* BEGIN *
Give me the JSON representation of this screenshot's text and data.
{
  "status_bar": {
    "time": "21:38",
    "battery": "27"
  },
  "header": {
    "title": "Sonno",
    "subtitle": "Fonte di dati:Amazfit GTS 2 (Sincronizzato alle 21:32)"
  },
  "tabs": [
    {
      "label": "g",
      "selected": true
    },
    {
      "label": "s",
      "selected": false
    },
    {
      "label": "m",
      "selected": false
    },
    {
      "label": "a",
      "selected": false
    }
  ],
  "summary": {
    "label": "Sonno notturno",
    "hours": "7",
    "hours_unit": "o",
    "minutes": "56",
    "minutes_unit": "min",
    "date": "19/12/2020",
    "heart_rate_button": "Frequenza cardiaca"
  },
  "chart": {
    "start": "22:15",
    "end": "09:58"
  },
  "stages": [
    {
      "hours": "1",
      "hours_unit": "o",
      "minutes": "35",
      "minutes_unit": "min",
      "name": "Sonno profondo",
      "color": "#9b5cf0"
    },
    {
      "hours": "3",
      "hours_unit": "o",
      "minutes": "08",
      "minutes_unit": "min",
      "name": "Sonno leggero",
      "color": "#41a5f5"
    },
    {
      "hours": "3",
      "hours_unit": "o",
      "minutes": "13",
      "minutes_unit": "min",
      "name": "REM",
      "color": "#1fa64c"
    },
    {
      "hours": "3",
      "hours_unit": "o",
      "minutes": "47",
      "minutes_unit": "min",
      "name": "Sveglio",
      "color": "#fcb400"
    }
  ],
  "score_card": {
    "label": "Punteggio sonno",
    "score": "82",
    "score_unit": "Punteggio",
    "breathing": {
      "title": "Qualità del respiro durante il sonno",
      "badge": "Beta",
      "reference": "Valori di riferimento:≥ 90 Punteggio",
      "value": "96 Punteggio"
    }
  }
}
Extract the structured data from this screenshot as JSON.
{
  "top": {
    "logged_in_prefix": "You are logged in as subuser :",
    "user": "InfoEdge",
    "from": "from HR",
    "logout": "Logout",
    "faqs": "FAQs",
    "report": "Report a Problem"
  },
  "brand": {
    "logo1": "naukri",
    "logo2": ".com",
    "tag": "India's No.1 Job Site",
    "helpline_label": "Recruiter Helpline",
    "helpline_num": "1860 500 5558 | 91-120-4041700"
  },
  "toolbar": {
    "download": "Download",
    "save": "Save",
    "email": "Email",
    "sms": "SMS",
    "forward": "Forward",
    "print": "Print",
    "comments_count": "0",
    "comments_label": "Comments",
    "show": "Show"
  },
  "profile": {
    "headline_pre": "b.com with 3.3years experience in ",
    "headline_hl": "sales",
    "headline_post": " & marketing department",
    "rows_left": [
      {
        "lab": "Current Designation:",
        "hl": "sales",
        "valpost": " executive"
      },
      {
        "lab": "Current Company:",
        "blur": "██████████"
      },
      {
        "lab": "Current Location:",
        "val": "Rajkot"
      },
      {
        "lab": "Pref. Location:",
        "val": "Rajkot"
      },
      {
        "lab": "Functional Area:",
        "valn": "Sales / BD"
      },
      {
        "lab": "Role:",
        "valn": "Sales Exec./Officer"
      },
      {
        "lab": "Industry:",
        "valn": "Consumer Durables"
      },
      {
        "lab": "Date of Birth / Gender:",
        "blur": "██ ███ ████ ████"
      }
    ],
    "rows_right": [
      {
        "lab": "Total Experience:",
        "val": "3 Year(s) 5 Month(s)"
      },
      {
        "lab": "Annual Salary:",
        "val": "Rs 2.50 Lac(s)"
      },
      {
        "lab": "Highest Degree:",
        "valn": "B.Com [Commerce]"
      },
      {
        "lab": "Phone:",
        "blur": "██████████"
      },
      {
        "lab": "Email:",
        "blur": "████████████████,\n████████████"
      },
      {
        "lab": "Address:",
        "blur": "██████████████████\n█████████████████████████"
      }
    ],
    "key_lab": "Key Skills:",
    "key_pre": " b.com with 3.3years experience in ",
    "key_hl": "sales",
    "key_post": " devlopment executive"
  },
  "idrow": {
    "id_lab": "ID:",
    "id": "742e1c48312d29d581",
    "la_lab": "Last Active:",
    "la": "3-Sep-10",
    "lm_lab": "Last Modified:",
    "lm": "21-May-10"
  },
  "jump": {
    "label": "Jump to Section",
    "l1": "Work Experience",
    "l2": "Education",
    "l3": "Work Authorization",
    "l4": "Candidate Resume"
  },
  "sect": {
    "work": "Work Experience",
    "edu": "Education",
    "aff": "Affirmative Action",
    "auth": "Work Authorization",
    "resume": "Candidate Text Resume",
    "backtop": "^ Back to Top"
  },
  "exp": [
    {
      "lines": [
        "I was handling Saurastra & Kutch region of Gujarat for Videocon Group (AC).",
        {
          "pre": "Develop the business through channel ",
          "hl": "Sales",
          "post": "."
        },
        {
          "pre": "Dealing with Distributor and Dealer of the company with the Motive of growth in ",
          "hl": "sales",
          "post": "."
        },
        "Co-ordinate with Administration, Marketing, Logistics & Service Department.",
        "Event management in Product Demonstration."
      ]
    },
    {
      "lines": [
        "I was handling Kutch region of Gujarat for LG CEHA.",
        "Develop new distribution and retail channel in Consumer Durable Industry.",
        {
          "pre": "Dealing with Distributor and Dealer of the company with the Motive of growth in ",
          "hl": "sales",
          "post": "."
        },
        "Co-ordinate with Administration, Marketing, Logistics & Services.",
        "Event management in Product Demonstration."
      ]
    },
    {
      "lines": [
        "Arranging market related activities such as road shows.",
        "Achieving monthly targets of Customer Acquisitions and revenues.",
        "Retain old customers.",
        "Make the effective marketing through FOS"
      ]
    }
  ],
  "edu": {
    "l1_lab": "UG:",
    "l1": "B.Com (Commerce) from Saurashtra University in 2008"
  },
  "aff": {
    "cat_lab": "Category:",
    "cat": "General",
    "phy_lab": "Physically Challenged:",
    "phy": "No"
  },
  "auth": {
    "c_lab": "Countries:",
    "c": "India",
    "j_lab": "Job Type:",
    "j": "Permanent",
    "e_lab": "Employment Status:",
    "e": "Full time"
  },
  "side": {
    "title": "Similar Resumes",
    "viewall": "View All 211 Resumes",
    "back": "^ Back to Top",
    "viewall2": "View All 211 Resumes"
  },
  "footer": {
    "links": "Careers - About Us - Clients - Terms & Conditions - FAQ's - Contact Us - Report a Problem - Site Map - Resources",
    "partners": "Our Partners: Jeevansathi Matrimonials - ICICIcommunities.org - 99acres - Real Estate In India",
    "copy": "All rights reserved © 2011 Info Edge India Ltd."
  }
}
* END *
Short exercise:
Extract the complete data, matching each line exactly.

Correct result:
Give me the JSON representation of this screenshot's text and data.
{
  "status_bar": {
    "time": "21:38",
    "battery": "27"
  },
  "header": {
    "title": "Sonno",
    "subtitle": "Fonte di dati:Amazfit GTS 2 (Sincronizzato alle 21:32)"
  },
  "tabs": [
    {
      "label": "g",
      "selected": true
    },
    {
      "label": "s",
      "selected": false
    },
    {
      "label": "m",
      "selected": false
    },
    {
      "label": "a",
      "selected": false
    }
  ],
  "summary": {
    "label": "Sonno notturno",
    "hours": "7",
    "hours_unit": "o",
    "minutes": "56",
    "minutes_unit": "min",
    "date": "19/12/2020",
    "heart_rate_button": "Frequenza cardiaca"
  },
  "chart": {
    "start": "22:15",
    "end": "09:58"
  },
  "stages": [
    {
      "hours": "1",
      "hours_unit": "o",
      "minutes": "35",
      "minutes_unit": "min",
      "name": "Sonno profondo",
      "color": "#9b5cf0"
    },
    {
      "hours": "3",
      "hours_unit": "o",
      "minutes": "08",
      "minutes_unit": "min",
      "name": "Sonno leggero",
      "color": "#41a5f5"
    },
    {
      "hours": "3",
      "hours_unit": "o",
      "minutes": "13",
      "minutes_unit": "min",
      "name": "REM",
      "color": "#1fa64c"
    },
    {
      "hours": "3",
      "hours_unit": "o",
      "minutes": "47",
      "minutes_unit": "min",
      "name": "Sveglio",
      "color": "#fcb400"
    }
  ],
  "score_card": {
    "label": "Punteggio sonno",
    "score": "82",
    "score_unit": "Punteggio",
    "breathing": {
      "title": "Qualità del respiro durante il sonno",
      "badge": "Beta",
      "reference": "Valori di riferimento:≥ 90 Punteggio",
      "value": "96 Punteggio"
    }
  }
}
Extract the structured data from this screenshot as JSON.
{
  "top": {
    "logged_in_prefix": "You are logged in as subuser :",
    "user": "InfoEdge",
    "from": "from HR",
    "logout": "Logout",
    "faqs": "FAQs",
    "report": "Report a Problem"
  },
  "brand": {
    "logo1": "naukri",
    "logo2": ".com",
    "tag": "India's No.1 Job Site",
    "helpline_label": "Recruiter Helpline",
    "helpline_num": "1860 500 5558 | 91-120-4041700"
  },
  "toolbar": {
    "download": "Download",
    "save": "Save",
    "email": "Email",
    "sms": "SMS",
    "forward": "Forward",
    "print": "Print",
    "comments_count": "0",
    "comments_label": "Comments",
    "show": "Show"
  },
  "profile": {
    "headline_pre": "b.com with 3.3years experience in ",
    "headline_hl": "sales",
    "headline_post": " & marketing department",
    "rows_left": [
      {
        "lab": "Current Designation:",
        "hl": "sales",
        "valpost": " executive"
      },
      {
        "lab": "Current Company:",
        "blur": "██████████"
      },
      {
        "lab": "Current Location:",
        "val": "Rajkot"
      },
      {
        "lab": "Pref. Location:",
        "val": "Rajkot"
      },
      {
        "lab": "Functional Area:",
        "valn": "Sales / BD"
      },
      {
        "lab": "Role:",
        "valn": "Sales Exec./Officer"
      },
      {
        "lab": "Industry:",
        "valn": "Consumer Durables"
      },
      {
        "lab": "Date of Birth / Gender:",
        "blur": "██ ███ ████ ████"
      }
    ],
    "rows_right": [
      {
        "lab": "Total Experience:",
        "val": "3 Year(s) 5 Month(s)"
      },
      {
        "lab": "Annual Salary:",
        "val": "Rs 2.50 Lac(s)"
      },
      {
        "lab": "Highest Degree:",
        "valn": "B.Com [Commerce]"
      },
      {
        "lab": "Phone:",
        "blur": "██████████"
      },
      {
        "lab": "Email:",
        "blur": "████████████████,\n████████████"
      },
      {
        "lab": "Address:",
        "blur": "██████████████████\n█████████████████████████"
      }
    ],
    "key_lab": "Key Skills:",
    "key_pre": " b.com with 3.3years experience in ",
    "key_hl": "sales",
    "key_post": " devlopment executive"
  },
  "idrow": {
    "id_lab": "ID:",
    "id": "742e1c48312d29d581",
    "la_lab": "Last Active:",
    "la": "3-Sep-10",
    "lm_lab": "Last Modified:",
    "lm": "21-May-10"
  },
  "jump": {
    "label": "Jump to Section",
    "l1": "Work Experience",
    "l2": "Education",
    "l3": "Work Authorization",
    "l4": "Candidate Resume"
  },
  "sect": {
    "work": "Work Experience",
    "edu": "Education",
    "aff": "Affirmative Action",
    "auth": "Work Authorization",
    "resume": "Candidate Text Resume",
    "backtop": "^ Back to Top"
  },
  "exp": [
    {
      "lines": [
        "I was handling Saurastra & Kutch region of Gujarat for Videocon Group (AC).",
        {
          "pre": "Develop the business through channel ",
          "hl": "Sales",
          "post": "."
        },
        {
          "pre": "Dealing with Distributor and Dealer of the company with the Motive of growth in ",
          "hl": "sales",
          "post": "."
        },
        "Co-ordinate with Administration, Marketing, Logistics & Service Department.",
        "Event management in Product Demonstration."
      ]
    },
    {
      "lines": [
        "I was handling Kutch region of Gujarat for LG CEHA.",
        "Develop new distribution and retail channel in Consumer Durable Industry.",
        {
          "pre": "Dealing with Distributor and Dealer of the company with the Motive of growth in ",
          "hl": "sales",
          "post": "."
        },
        "Co-ordinate with Administration, Marketing, Logistics & Services.",
        "Event management in Product Demonstration."
      ]
    },
    {
      "lines": [
        "Arranging market related activities such as road shows.",
        "Achieving monthly targets of Customer Acquisitions and revenues.",
        "Retain old customers.",
        "Make the effective marketing through FOS"
      ]
    }
  ],
  "edu": {
    "l1_lab": "UG:",
    "l1": "B.Com (Commerce) from Saurashtra University in 2008"
  },
  "aff": {
    "cat_lab": "Category:",
    "cat": "General",
    "phy_lab": "Physically Challenged:",
    "phy": "No"
  },
  "auth": {
    "c_lab": "Countries:",
    "c": "India",
    "j_lab": "Job Type:",
    "j": "Permanent",
    "e_lab": "Employment Status:",
    "e": "Full time"
  },
  "side": {
    "title": "Similar Resumes",
    "viewall": "View All 211 Resumes",
    "back": "^ Back to Top",
    "viewall2": "View All 211 Resumes"
  },
  "footer": {
    "links": "Careers - About Us - Clients - Terms & Conditions - FAQ's - Contact Us - Report a Problem - Site Map - Resources",
    "partners": "Our Partners: Jeevansathi Matrimonials - ICICIcommunities.org - 99acres - Real Estate In India",
    "copy": "All rights reserved © 2011 Info Edge India Ltd."
  }
}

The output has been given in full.